Do this
What follows is a set of entries. Give them again exactly, without the pictures.
* BEGIN Records shown *
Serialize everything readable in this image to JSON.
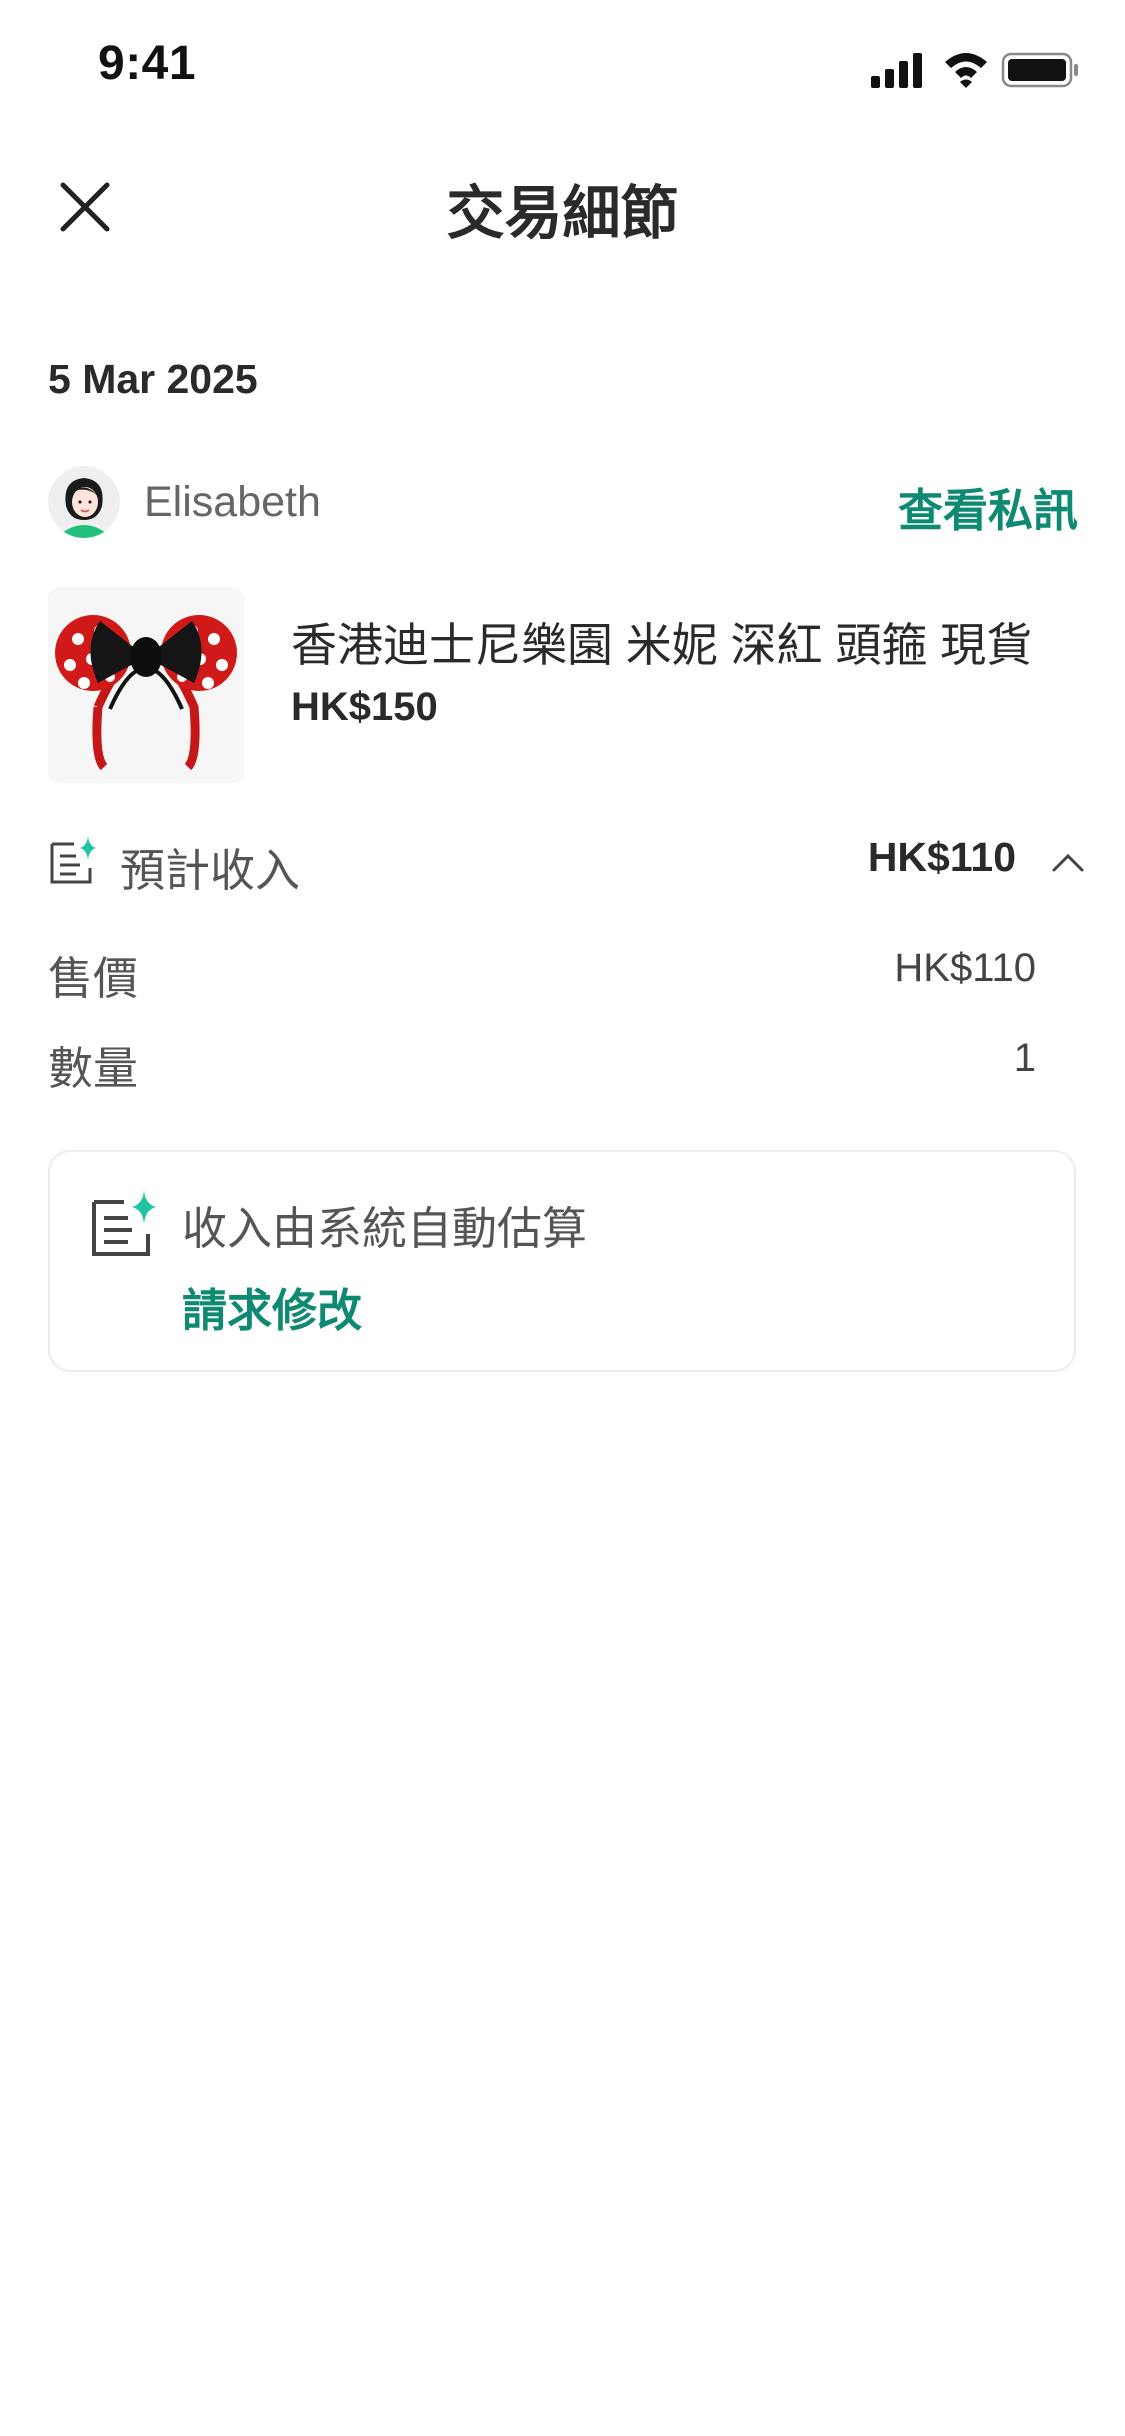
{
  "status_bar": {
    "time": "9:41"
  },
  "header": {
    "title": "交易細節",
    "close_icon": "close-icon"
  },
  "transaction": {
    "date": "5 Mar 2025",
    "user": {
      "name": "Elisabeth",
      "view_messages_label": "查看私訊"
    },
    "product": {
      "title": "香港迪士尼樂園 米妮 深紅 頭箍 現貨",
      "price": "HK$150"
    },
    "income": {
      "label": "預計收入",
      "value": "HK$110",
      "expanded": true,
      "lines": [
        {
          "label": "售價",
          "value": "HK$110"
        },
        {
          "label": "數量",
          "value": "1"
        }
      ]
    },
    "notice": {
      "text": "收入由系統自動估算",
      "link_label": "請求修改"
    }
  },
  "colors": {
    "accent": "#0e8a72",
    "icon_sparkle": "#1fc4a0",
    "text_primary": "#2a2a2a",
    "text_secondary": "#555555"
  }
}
* END Records shown *
Result of this task
Serialize everything readable in this image to JSON.
{
  "status_bar": {
    "time": "9:41"
  },
  "header": {
    "title": "交易細節",
    "close_icon": "close-icon"
  },
  "transaction": {
    "date": "5 Mar 2025",
    "user": {
      "name": "Elisabeth",
      "view_messages_label": "查看私訊"
    },
    "product": {
      "title": "香港迪士尼樂園 米妮 深紅 頭箍 現貨",
      "price": "HK$150"
    },
    "income": {
      "label": "預計收入",
      "value": "HK$110",
      "expanded": true,
      "lines": [
        {
          "label": "售價",
          "value": "HK$110"
        },
        {
          "label": "數量",
          "value": "1"
        }
      ]
    },
    "notice": {
      "text": "收入由系統自動估算",
      "link_label": "請求修改"
    }
  },
  "colors": {
    "accent": "#0e8a72",
    "icon_sparkle": "#1fc4a0",
    "text_primary": "#2a2a2a",
    "text_secondary": "#555555"
  }
}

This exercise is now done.